- THE REQUEST -
Return each line of the data below verbatim; pictures are to be left out.
[GIVEN DATA start]
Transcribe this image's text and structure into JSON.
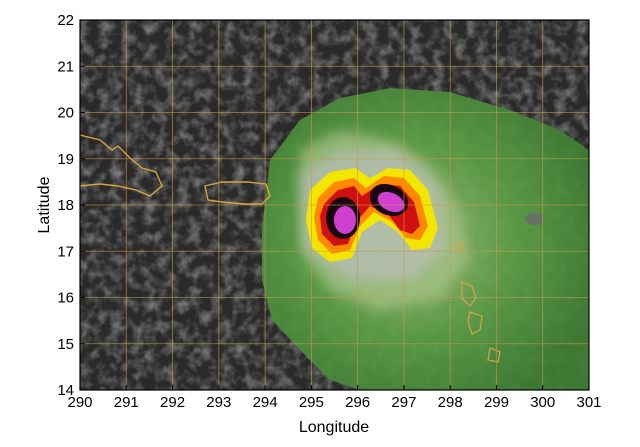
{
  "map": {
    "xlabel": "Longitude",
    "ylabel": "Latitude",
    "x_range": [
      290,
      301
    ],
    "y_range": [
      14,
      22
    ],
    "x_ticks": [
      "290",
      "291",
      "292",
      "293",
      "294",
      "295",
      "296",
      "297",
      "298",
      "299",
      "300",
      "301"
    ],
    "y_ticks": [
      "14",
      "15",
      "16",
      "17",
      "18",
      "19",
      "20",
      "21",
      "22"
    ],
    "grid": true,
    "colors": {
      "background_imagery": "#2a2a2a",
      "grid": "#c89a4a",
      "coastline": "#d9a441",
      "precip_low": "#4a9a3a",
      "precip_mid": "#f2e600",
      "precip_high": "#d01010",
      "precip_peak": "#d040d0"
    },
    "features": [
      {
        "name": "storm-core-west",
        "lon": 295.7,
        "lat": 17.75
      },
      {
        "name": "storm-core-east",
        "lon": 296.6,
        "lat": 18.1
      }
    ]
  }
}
[GIVEN DATA end]
- OUTPUT FOR THIS EXERCISE -
Transcribe this image's text and structure into JSON.
{
  "map": {
    "xlabel": "Longitude",
    "ylabel": "Latitude",
    "x_range": [
      290,
      301
    ],
    "y_range": [
      14,
      22
    ],
    "x_ticks": [
      "290",
      "291",
      "292",
      "293",
      "294",
      "295",
      "296",
      "297",
      "298",
      "299",
      "300",
      "301"
    ],
    "y_ticks": [
      "14",
      "15",
      "16",
      "17",
      "18",
      "19",
      "20",
      "21",
      "22"
    ],
    "grid": true,
    "colors": {
      "background_imagery": "#2a2a2a",
      "grid": "#c89a4a",
      "coastline": "#d9a441",
      "precip_low": "#4a9a3a",
      "precip_mid": "#f2e600",
      "precip_high": "#d01010",
      "precip_peak": "#d040d0"
    },
    "features": [
      {
        "name": "storm-core-west",
        "lon": 295.7,
        "lat": 17.75
      },
      {
        "name": "storm-core-east",
        "lon": 296.6,
        "lat": 18.1
      }
    ]
  }
}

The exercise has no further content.